## Begin Input for this task

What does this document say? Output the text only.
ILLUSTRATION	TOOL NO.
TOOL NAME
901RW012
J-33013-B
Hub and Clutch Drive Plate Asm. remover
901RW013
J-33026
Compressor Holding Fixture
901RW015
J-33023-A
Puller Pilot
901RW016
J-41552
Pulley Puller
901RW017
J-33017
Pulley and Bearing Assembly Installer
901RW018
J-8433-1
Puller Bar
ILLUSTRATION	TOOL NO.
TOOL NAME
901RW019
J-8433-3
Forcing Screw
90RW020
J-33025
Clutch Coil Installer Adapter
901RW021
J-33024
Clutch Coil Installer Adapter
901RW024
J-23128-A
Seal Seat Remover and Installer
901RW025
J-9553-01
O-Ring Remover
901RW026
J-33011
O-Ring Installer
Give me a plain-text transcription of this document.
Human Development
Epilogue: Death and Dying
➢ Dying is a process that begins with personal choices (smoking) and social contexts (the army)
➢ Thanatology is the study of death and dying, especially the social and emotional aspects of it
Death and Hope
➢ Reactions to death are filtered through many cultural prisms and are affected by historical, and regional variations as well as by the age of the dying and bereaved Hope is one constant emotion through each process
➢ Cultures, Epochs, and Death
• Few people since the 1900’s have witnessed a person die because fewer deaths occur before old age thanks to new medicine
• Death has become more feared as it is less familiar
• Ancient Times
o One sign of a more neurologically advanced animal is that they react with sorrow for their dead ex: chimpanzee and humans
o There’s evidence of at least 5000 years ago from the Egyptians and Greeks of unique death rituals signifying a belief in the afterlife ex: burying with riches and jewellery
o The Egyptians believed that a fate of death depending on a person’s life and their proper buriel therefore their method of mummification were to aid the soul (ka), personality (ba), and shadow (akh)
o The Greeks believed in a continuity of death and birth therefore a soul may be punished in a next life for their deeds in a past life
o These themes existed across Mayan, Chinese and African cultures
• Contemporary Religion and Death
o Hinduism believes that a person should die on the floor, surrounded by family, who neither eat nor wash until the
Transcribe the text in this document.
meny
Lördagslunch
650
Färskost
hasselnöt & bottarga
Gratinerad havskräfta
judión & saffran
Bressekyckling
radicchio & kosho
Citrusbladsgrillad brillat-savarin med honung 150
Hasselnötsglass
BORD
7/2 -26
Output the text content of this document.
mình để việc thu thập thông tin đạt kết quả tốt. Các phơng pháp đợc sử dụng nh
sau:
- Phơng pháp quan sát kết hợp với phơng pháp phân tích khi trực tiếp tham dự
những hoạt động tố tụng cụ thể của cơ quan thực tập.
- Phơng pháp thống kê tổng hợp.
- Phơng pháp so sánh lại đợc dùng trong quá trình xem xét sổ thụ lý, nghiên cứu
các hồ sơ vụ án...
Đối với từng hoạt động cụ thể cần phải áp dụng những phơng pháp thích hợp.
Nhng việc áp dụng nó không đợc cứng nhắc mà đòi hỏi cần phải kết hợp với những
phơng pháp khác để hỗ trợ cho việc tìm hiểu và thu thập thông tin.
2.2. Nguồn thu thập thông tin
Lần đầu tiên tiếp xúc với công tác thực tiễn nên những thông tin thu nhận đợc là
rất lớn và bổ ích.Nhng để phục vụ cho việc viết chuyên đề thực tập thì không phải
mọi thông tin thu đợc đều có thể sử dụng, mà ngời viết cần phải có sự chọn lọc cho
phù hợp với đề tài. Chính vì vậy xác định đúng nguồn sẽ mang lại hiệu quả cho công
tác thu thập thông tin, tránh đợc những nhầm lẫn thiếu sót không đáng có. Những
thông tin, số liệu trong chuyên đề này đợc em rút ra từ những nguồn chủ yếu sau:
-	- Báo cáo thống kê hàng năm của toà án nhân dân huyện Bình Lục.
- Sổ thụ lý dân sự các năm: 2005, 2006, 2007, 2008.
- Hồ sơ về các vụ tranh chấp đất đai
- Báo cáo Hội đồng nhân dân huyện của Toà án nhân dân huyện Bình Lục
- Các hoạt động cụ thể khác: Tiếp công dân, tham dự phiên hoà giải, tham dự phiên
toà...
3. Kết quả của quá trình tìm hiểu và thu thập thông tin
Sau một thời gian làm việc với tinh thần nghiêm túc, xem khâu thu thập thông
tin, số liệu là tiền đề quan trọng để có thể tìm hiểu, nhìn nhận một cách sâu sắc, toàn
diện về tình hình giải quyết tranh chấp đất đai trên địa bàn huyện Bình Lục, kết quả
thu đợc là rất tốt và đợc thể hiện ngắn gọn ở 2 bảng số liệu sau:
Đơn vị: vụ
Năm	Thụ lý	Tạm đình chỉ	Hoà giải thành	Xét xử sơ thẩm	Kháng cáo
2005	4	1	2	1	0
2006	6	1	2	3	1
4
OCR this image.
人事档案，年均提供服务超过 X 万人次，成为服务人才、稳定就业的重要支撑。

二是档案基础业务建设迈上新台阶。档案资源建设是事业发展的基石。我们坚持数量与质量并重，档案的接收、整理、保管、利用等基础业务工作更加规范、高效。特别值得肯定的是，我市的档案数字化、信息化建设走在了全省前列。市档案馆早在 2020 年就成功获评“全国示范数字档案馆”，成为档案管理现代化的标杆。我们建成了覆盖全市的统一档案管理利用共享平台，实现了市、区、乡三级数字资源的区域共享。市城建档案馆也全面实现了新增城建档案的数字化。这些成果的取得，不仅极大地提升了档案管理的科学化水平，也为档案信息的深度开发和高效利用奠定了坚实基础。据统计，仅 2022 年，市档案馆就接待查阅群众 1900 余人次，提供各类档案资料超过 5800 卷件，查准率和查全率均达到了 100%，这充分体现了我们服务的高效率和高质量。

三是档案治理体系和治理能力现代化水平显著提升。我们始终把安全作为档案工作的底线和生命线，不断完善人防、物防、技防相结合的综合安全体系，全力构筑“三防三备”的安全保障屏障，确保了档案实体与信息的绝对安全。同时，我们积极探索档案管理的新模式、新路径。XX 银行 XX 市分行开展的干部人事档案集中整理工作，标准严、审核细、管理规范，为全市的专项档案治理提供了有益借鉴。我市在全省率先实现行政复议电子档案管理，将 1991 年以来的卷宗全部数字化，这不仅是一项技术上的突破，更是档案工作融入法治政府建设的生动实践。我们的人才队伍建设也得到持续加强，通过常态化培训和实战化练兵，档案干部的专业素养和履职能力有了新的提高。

## End Input for this task

Filter the data for the string "Nhng" and copy every line that has it.

Nhng việc áp dụng nó không đợc cứng nhắc mà đòi hỏi cần phải kết hợp với những
rất lớn và bổ ích.Nhng để phục vụ cho việc viết chuyên đề thực tập thì không phải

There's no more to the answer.